• **Problem details**:
Look for the word "производительность" in the entries below, then copy every line that has it.

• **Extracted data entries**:
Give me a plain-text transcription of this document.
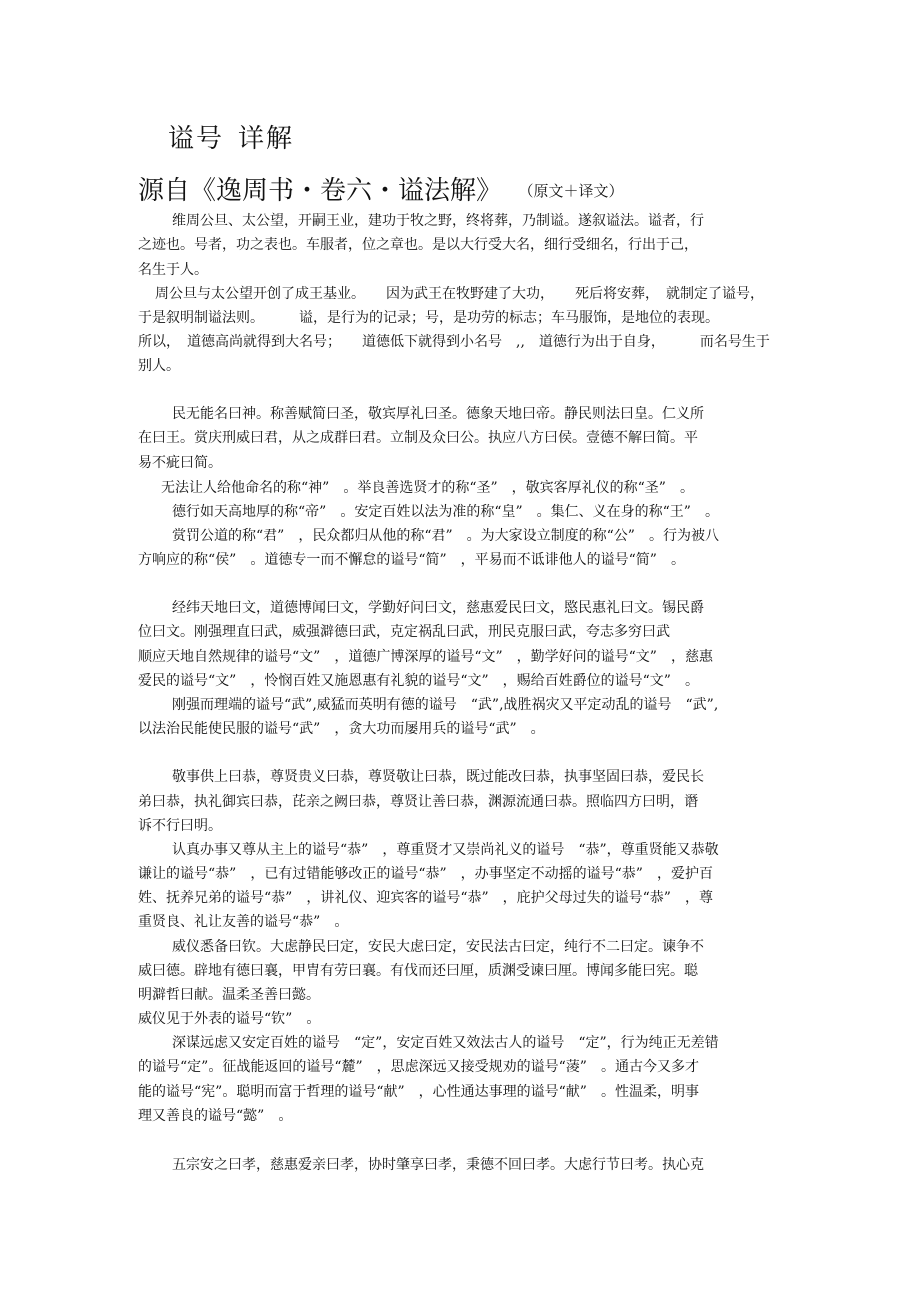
谥号 详解
源自《逸周书・卷六・谥法解》 （原文＋译文）
维周公旦、太公望，开嗣王业，建功于牧之野，终将葬，乃制谥。遂叙谥法。谥者，行
之迹也。号者，功之表也。车服者，位之章也。是以大行受大名，细行受细名，行出于己，
名生于人。
周公旦与太公望开创了成王基业。　　因为武王在牧野建了大功，　　死后将安葬，　就制定了谥号，
于是叙明制谥法则。　　　谥，是行为的记录；号，是功劳的标志；车马服饰，是地位的表现。
所以，　道德高尚就得到大名号；　　道德低下就得到小名号　,,　道德行为出于自身，　　　而名号生于
别人。
民无能名曰神。称善赋简曰圣，敬宾厚礼曰圣。德象天地曰帝。静民则法曰皇。仁义所
在曰王。赏庆刑威曰君，从之成群曰君。立制及众曰公。执应八方曰侯。壹德不解曰简。平
易不疵曰简。
无法让人给他命名的称“神”　。举良善选贤才的称“圣”　，敬宾客厚礼仪的称“圣”　。
德行如天高地厚的称“帝”　。安定百姓以法为准的称“皇”　。集仁、义在身的称“王”　。
赏罚公道的称“君”　，民众都归从他的称“君”　。为大家设立制度的称“公”　。行为被八
方响应的称“侯”　。道德专一而不懈怠的谥号“简”　，平易而不诋诽他人的谥号“简”　。
经纬天地曰文，道德博闻曰文，学勤好问曰文，慈惠爱民曰文，愍民惠礼曰文。锡民爵
位曰文。刚强理直曰武，威强澼德曰武，克定祸乱曰武，刑民克服曰武，夸志多穷曰武
顺应天地自然规律的谥号“文”　，道德广博深厚的谥号“文”　，勤学好问的谥号“文”　，慈惠
爱民的谥号“文”　，怜悯百姓又施恩惠有礼貌的谥号“文”　，赐给百姓爵位的谥号“文”　。
刚强而理端的谥号“武”,威猛而英明有德的谥号　“武”,战胜祸灾又平定动乱的谥号　“武”,
以法治民能使民服的谥号“武”　，贪大功而屡用兵的谥号“武”　。
敬事供上曰恭，尊贤贵义曰恭，尊贤敬让曰恭，既过能改曰恭，执事坚固曰恭，爱民长
弟曰恭，执礼御宾曰恭，芘亲之阙曰恭，尊贤让善曰恭，渊源流通曰恭。照临四方曰明，谮
诉不行曰明。
认真办事又尊从主上的谥号“恭”　，尊重贤才又崇尚礼义的谥号　“恭”，尊重贤能又恭敬
谦让的谥号“恭”　，已有过错能够改正的谥号“恭”　，办事坚定不动摇的谥号“恭”　，爱护百
姓、抚养兄弟的谥号“恭”　，讲礼仪、迎宾客的谥号“恭”　，庇护父母过失的谥号“恭”　，尊
重贤良、礼让友善的谥号“恭”　。
威仪悉备曰钦。大虑静民曰定，安民大虑曰定，安民法古曰定，纯行不二曰定。谏争不
威曰德。辟地有德曰襄，甲胄有劳曰襄。有伐而还曰厘，质渊受谏曰厘。博闻多能曰宪。聪
明澼哲曰献。温柔圣善曰懿。
威仪见于外表的谥号“钦”　。
深谋远虑又安定百姓的谥号　“定”，安定百姓又效法古人的谥号　“定”，行为纯正无差错
的谥号“定”。征战能返回的谥号“麓”　，思虑深远又接受规劝的谥号“蓤”　。通古今又多才
能的谥号“宪”。聪明而富于哲理的谥号“献”　，心性通达事理的谥号“献”　。性温柔，明事
理又善良的谥号“懿”　。
五宗安之曰孝，慈惠爱亲曰孝，协时肇享曰孝，秉德不回曰孝。大虑行节曰考。执心克
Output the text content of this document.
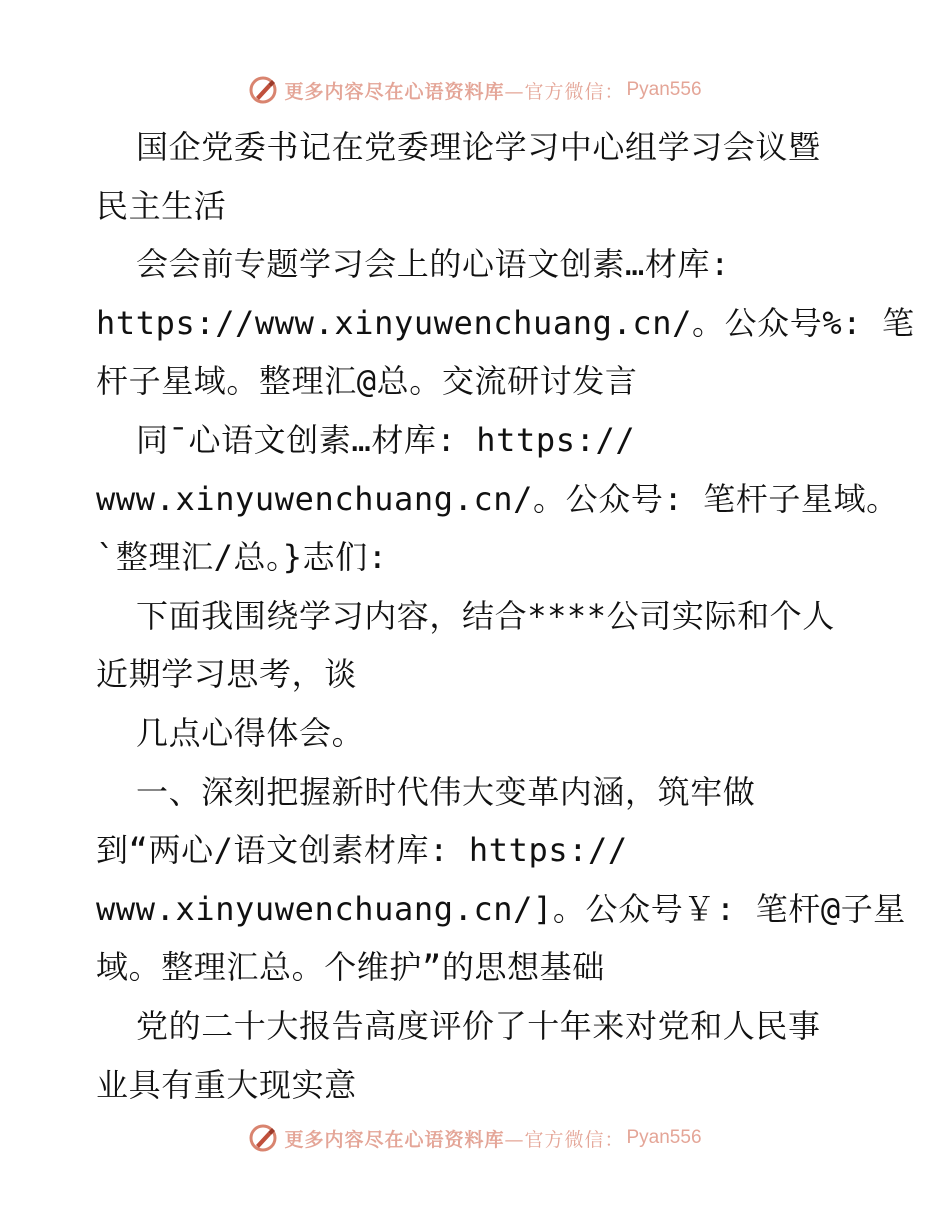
更多内容尽在心语资料库 —官方微信： Pyan556
国企党委书记在党委理论学习中心组学习会议暨
民主生活
会会前专题学习会上的心语文创素…材库:
https://www.xinyuwenchuang.cn/。公众号%: 笔
杆子星域。整理汇@总。交流研讨发言
同¯心语文创素…材库: https://
www.xinyuwenchuang.cn/。公众号: 笔杆子星域。
`整理汇/总。}志们:
下面我围绕学习内容，结合****公司实际和个人
近期学习思考，谈
几点心得体会。
一、深刻把握新时代伟大变革内涵，筑牢做
到“两心/语文创素材库: https://
www.xinyuwenchuang.cn/]。公众号￥: 笔杆@子星
域。整理汇总。个维护”的思想基础
党的二十大报告高度评价了十年来对党和人民事
业具有重大现实意
更多内容尽在心语资料库 —官方微信： Pyan556
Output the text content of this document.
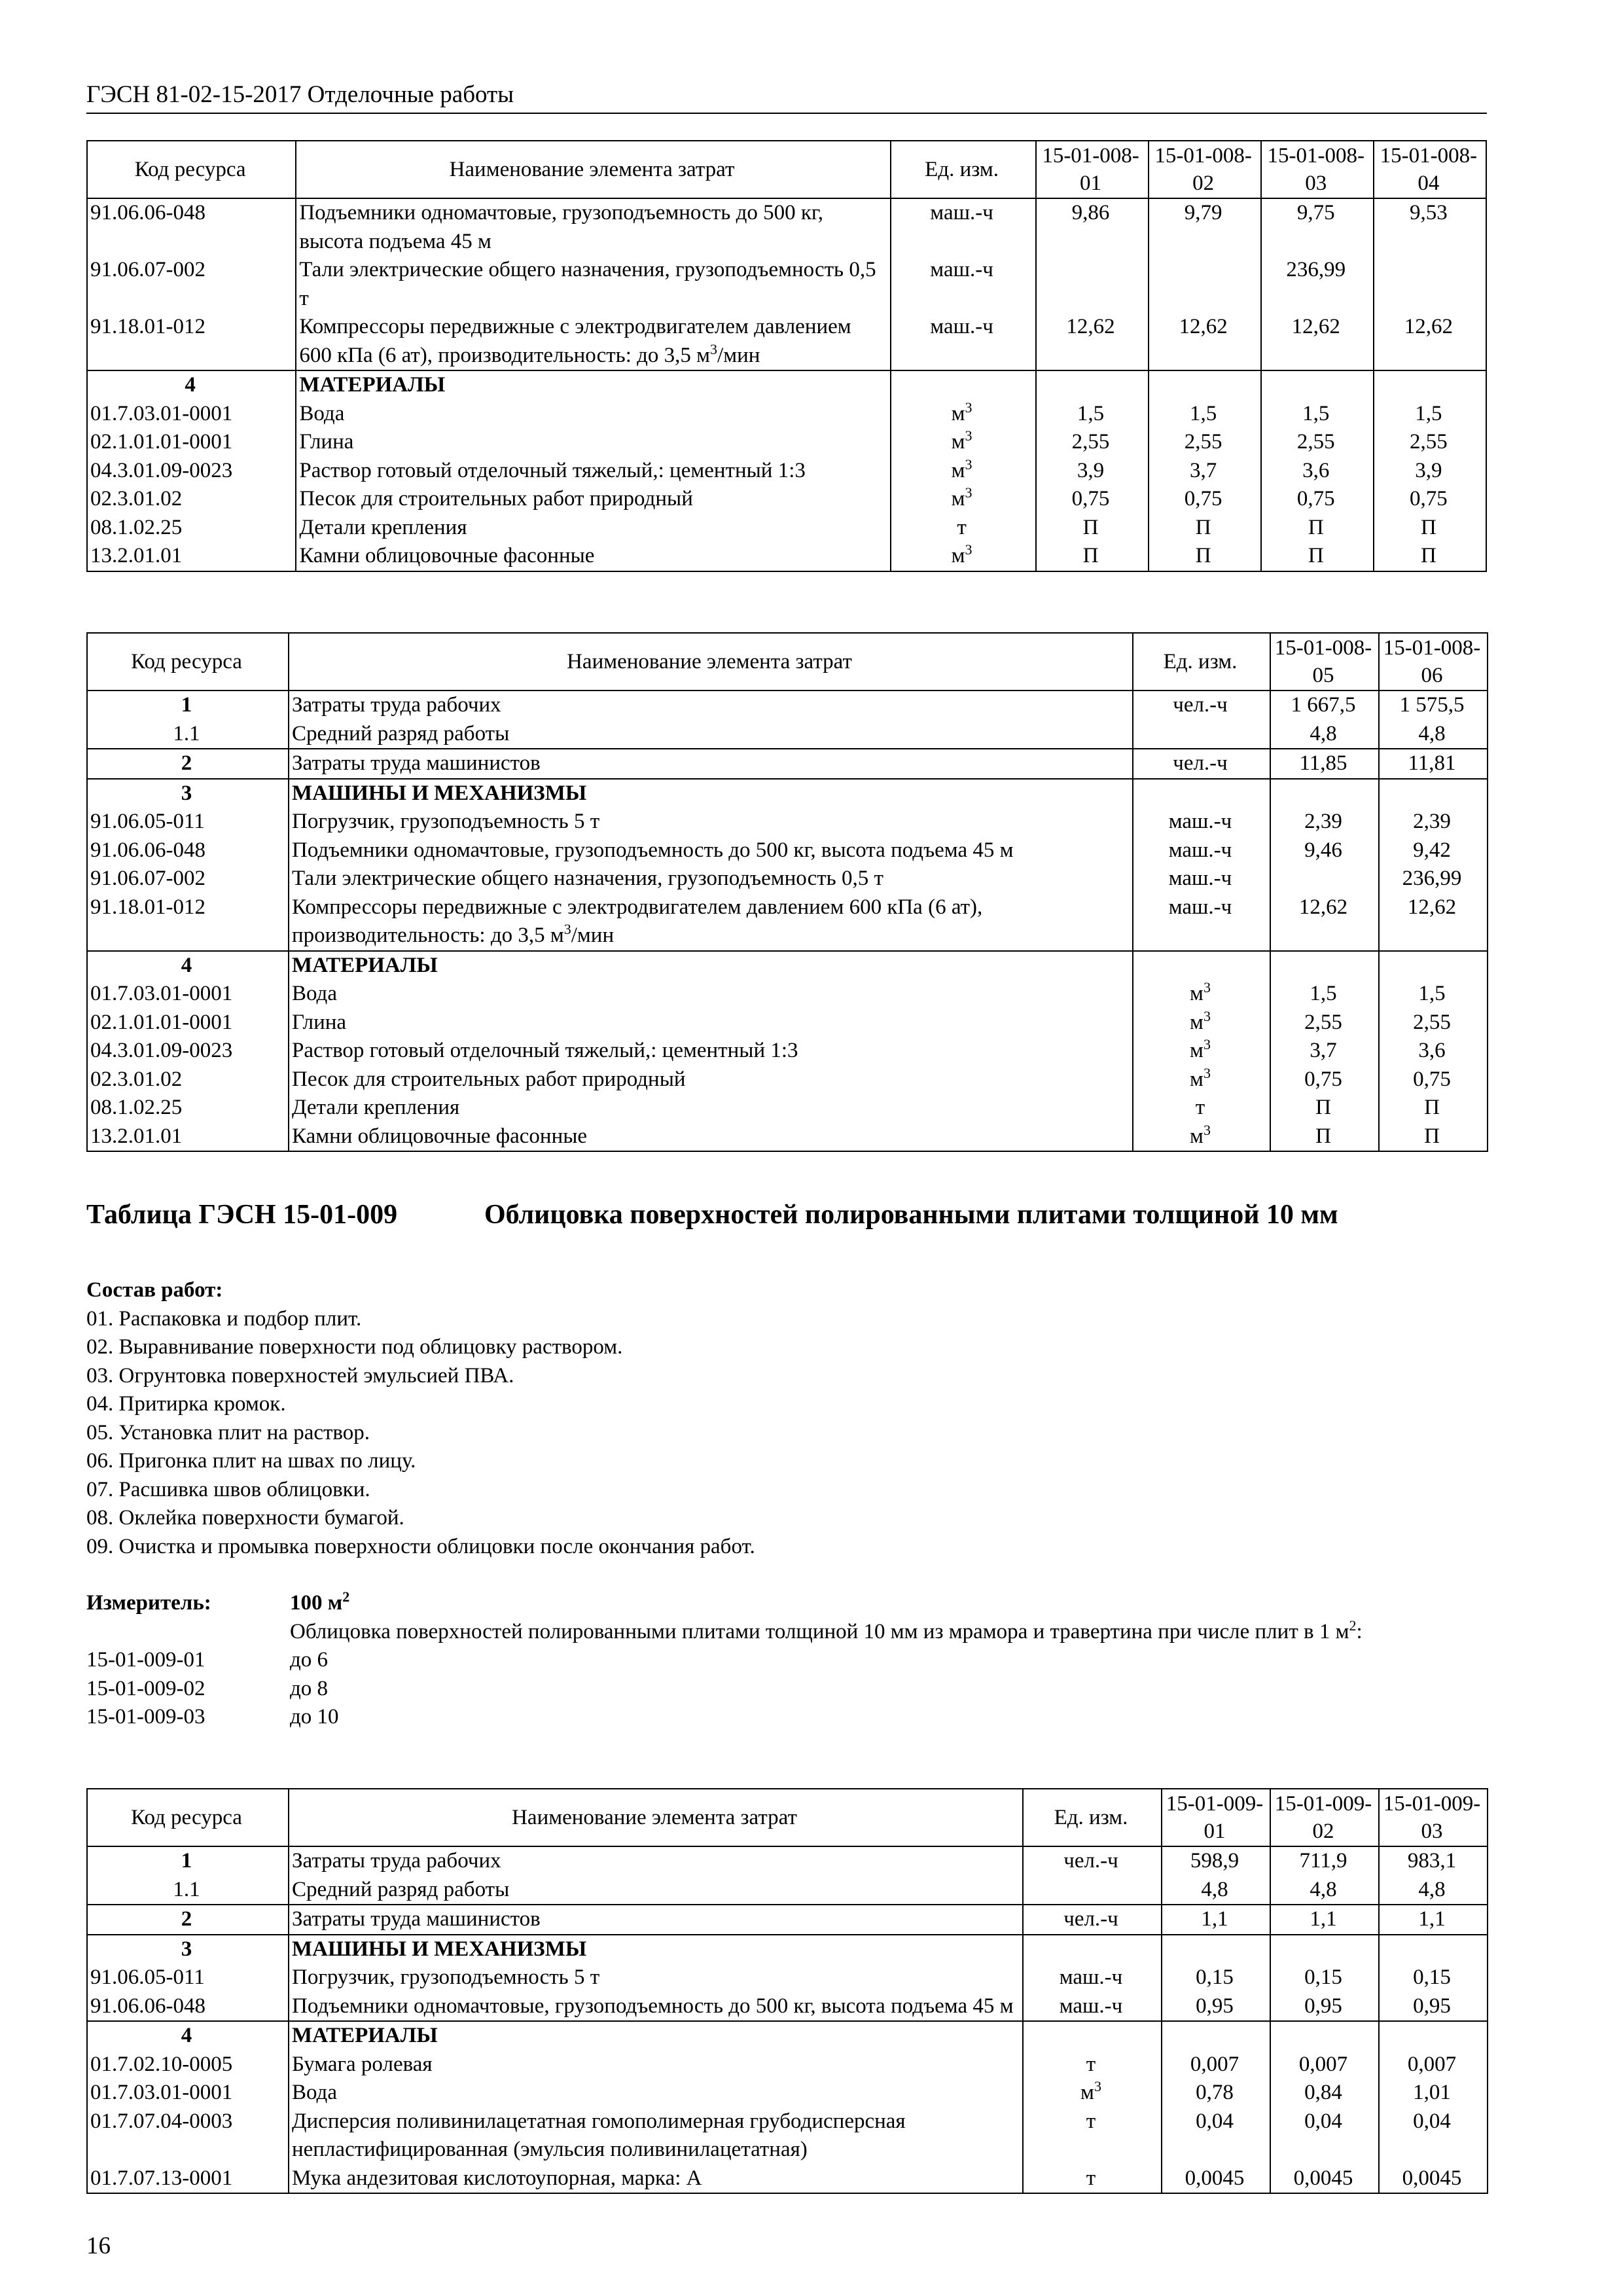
ГЭСН 81-02-15-2017 Отделочные работы
Код ресурса	Наименование элемента затрат	Ед. изм.	15-01-008-01	15-01-008-02	15-01-008-03	15-01-008-04
91.06.06-048	Подъемники одномачтовые, грузоподъемность до 500 кг, высота подъема 45 м	маш.-ч	9,86	9,79	9,75	9,53
91.06.07-002	Тали электрические общего назначения, грузоподъемность 0,5 т	маш.-ч			236,99	
91.18.01-012	Компрессоры передвижные с электродвигателем давлением 600 кПа (6 ат), производительность: до 3,5 $м^3$/мин	маш.-ч	12,62	12,62	12,62	12,62
4	МАТЕРИАЛЫ					
01.7.03.01-0001	Вода	$м^3$	1,5	1,5	1,5	1,5
02.1.01.01-0001	Глина	$м^3$	2,55	2,55	2,55	2,55
04.3.01.09-0023	Раствор готовый отделочный тяжелый,: цементный 1:3	$м^3$	3,9	3,7	3,6	3,9
02.3.01.02	Песок для строительных работ природный	$м^3$	0,75	0,75	0,75	0,75
08.1.02.25	Детали крепления	т	П	П	П	П
13.2.01.01	Камни облицовочные фасонные	$м^3$	П	П	П	П
Код ресурса	Наименование элемента затрат	Ед. изм.	15-01-008-05	15-01-008-06
1	Затраты труда рабочих	чел.-ч	1 667,5	1 575,5
1.1	Средний разряд работы		4,8	4,8
2	Затраты труда машинистов	чел.-ч	11,85	11,81
3	МАШИНЫ И МЕХАНИЗМЫ			
91.06.05-011	Погрузчик, грузоподъемность 5 т	маш.-ч	2,39	2,39
91.06.06-048	Подъемники одномачтовые, грузоподъемность до 500 кг, высота подъема 45 м	маш.-ч	9,46	9,42
91.06.07-002	Тали электрические общего назначения, грузоподъемность 0,5 т	маш.-ч		236,99
91.18.01-012	Компрессоры передвижные с электродвигателем давлением 600 кПа (6 ат), производительность: до 3,5 $м^3$/мин	маш.-ч	12,62	12,62
4	МАТЕРИАЛЫ			
01.7.03.01-0001	Вода	$м^3$	1,5	1,5
02.1.01.01-0001	Глина	$м^3$	2,55	2,55
04.3.01.09-0023	Раствор готовый отделочный тяжелый,: цементный 1:3	$м^3$	3,7	3,6
02.3.01.02	Песок для строительных работ природный	$м^3$	0,75	0,75
08.1.02.25	Детали крепления	т	П	П
13.2.01.01	Камни облицовочные фасонные	$м^3$	П	П
Таблица ГЭСН 15-01-009	Облицовка поверхностей полированными плитами толщиной 10 мм
Состав работ:
01. Распаковка и подбор плит.
02. Выравнивание поверхности под облицовку раствором.
03. Огрунтовка поверхностей эмульсией ПВА.
04. Притирка кромок.
05. Установка плит на раствор.
06. Пригонка плит на швах по лицу.
07. Расшивка швов облицовки.
08. Оклейка поверхности бумагой.
09. Очистка и промывка поверхности облицовки после окончания работ.
Измеритель:	100 $м^2$
Облицовка поверхностей полированными плитами толщиной 10 мм из мрамора и травертина при числе плит в 1 $м^2$:
15-01-009-01	до 6
15-01-009-02	до 8
15-01-009-03	до 10
Код ресурса	Наименование элемента затрат	Ед. изм.	15-01-009-01	15-01-009-02	15-01-009-03
1	Затраты труда рабочих	чел.-ч	598,9	711,9	983,1
1.1	Средний разряд работы		4,8	4,8	4,8
2	Затраты труда машинистов	чел.-ч	1,1	1,1	1,1
3	МАШИНЫ И МЕХАНИЗМЫ				
91.06.05-011	Погрузчик, грузоподъемность 5 т	маш.-ч	0,15	0,15	0,15
91.06.06-048	Подъемники одномачтовые, грузоподъемность до 500 кг, высота подъема 45 м	маш.-ч	0,95	0,95	0,95
4	МАТЕРИАЛЫ				
01.7.02.10-0005	Бумага ролевая	т	0,007	0,007	0,007
01.7.03.01-0001	Вода	$м^3$	0,78	0,84	1,01
01.7.07.04-0003	Дисперсия поливинилацетатная гомополимерная грубодисперсная непластифицированная (эмульсия поливинилацетатная)	т	0,04	0,04	0,04
01.7.07.13-0001	Мука андезитовая кислотоупорная, марка: А	т	0,0045	0,0045	0,0045
16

• **Written response**:
91.18.01-012	Компрессоры передвижные с электродвигателем давлением 600 кПа (6 ат), производительность: до 3,5 $м^3$/мин	маш.-ч	12,62	12,62	12,62	12,62
91.18.01-012	Компрессоры передвижные с электродвигателем давлением 600 кПа (6 ат), производительность: до 3,5 $м^3$/мин	маш.-ч	12,62	12,62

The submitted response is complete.